** Passage **
Segment Open
Building in a Productive Landscape
Completed at: The University of Waterloo, Landscape Studio, 2B, 2014
Southern Ontario's Milton Quarry had reached its yield point, leaving behind scars of environmental damage. The site desperately needed rehabilitation. Fresh Air proposes a recreation area for Milton, Ontario which is relaxing and extremely beneficial to human well-being. Here, health benefits are literally absorbed by the lungs and distributed through the body by inhaling the air produced on site over a varying duration of time. While some more intensive procedures are made by altering the air quality artificially, for example, oxygen therapy, most of the specific air quality on site is produced by conifer trees which release the greatest amount phytoncides (essential wood oils) into the air. By spending at least ten hours in the forest, visitors naturally participate in improving their health.
In order to effectively capitalize on the phytoncide potent air, the architecture on site is designed to bring the air to the visitors at all times, even when people chose to stay indoors. The easiest way to breathe in the air is to simply walk through one of the many trails where the trees are densely arranged in rows. However, people need places to linger and stay, thus these spaces are manifested as programmatic voids. Inside the voids, the ground plane is lifted to the height of the tree canopy where phytoncides are most abundant. This ensures that breezes carry phytoncides to people when they are static. In some cases, funnels are used to capitalize on the Venturi effect which allows the forest air to travel into interior spaces. The visitors center is the largest of the structures on site and was thus developed as an example of the potentials of the Venturi funnel concept.
Segment Closed
** Check your understanding **
1. Reproduce the stretch of the Fresh Air description from "In order to" through "Venturi funnel concept.".
2. Answer these questions from the Fresh Air description:
(a) Which trees produce most of the specific air quality on site?
(b) Inside the voids, to what height is the ground plane lifted?
(c) Which structure is the largest on site?
The material after this point is separate from the Fresh Air description.

** Record extracts **
Segment Open
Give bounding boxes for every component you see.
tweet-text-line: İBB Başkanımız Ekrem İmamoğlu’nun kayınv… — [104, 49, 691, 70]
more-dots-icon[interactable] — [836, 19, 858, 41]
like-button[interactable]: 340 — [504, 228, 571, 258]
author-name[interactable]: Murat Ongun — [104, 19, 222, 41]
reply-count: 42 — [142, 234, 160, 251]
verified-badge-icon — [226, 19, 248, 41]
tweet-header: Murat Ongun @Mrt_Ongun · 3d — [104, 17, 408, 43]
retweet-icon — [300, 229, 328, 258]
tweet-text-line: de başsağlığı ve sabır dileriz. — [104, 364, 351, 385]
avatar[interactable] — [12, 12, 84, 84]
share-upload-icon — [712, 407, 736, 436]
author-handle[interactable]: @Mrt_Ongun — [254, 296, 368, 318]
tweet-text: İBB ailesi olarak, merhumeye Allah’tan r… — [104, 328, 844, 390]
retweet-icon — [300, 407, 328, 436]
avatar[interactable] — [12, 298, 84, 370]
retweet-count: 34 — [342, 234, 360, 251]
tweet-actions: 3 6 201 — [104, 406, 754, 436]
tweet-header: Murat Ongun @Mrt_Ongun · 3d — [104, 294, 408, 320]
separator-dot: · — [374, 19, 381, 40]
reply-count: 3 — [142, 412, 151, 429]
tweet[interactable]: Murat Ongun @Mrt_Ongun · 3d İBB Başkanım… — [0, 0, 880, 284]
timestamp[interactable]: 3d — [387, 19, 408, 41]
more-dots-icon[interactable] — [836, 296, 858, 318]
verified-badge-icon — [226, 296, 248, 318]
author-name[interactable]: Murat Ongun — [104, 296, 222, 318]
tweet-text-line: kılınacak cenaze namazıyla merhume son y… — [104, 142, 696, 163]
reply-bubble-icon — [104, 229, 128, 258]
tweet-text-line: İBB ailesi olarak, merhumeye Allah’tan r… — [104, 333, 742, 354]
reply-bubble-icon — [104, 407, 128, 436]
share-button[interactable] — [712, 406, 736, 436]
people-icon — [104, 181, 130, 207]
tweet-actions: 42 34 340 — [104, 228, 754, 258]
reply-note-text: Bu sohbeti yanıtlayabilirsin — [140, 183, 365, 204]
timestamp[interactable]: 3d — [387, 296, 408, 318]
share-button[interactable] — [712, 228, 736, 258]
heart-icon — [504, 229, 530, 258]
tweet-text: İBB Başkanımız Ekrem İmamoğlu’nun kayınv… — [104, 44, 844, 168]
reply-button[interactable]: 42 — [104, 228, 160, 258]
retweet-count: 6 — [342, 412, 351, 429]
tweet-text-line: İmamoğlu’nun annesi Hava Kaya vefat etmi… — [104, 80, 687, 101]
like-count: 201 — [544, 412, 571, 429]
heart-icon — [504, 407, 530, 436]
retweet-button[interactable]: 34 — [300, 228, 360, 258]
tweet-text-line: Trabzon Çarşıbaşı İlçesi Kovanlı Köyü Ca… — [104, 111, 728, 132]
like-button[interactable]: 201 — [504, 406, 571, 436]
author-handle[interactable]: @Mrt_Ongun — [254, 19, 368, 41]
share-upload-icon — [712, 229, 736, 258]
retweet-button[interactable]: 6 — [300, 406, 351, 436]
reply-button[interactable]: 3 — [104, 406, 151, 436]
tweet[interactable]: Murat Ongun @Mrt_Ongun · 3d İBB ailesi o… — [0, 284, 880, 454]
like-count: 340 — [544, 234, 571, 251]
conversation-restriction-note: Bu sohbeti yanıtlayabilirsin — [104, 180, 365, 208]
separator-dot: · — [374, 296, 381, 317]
Segment Closed
** Answers by task **
1.
In order to effectively capitalize on the phytoncide potent air, the architecture on site is designed to bring the air to the visitors at all times, even when people chose to stay indoors. The easiest way to breathe in the air is to simply walk through one of the many trails where the trees are densely arranged in rows. However, people need places to linger and stay, thus these spaces are manifested as programmatic voids. Inside the voids, the ground plane is lifted to the height of the tree canopy where phytoncides are most abundant. This ensures that breezes carry phytoncides to people when they are static. In some cases, funnels are used to capitalize on the Venturi effect which allows the forest air to travel into interior spaces. The visitors center is the largest of the structures on site and was thus developed as an example of the potentials of the Venturi funnel concept.

2.
(a) Conifer trees
(b) The height of the tree canopy
(c) The visitors center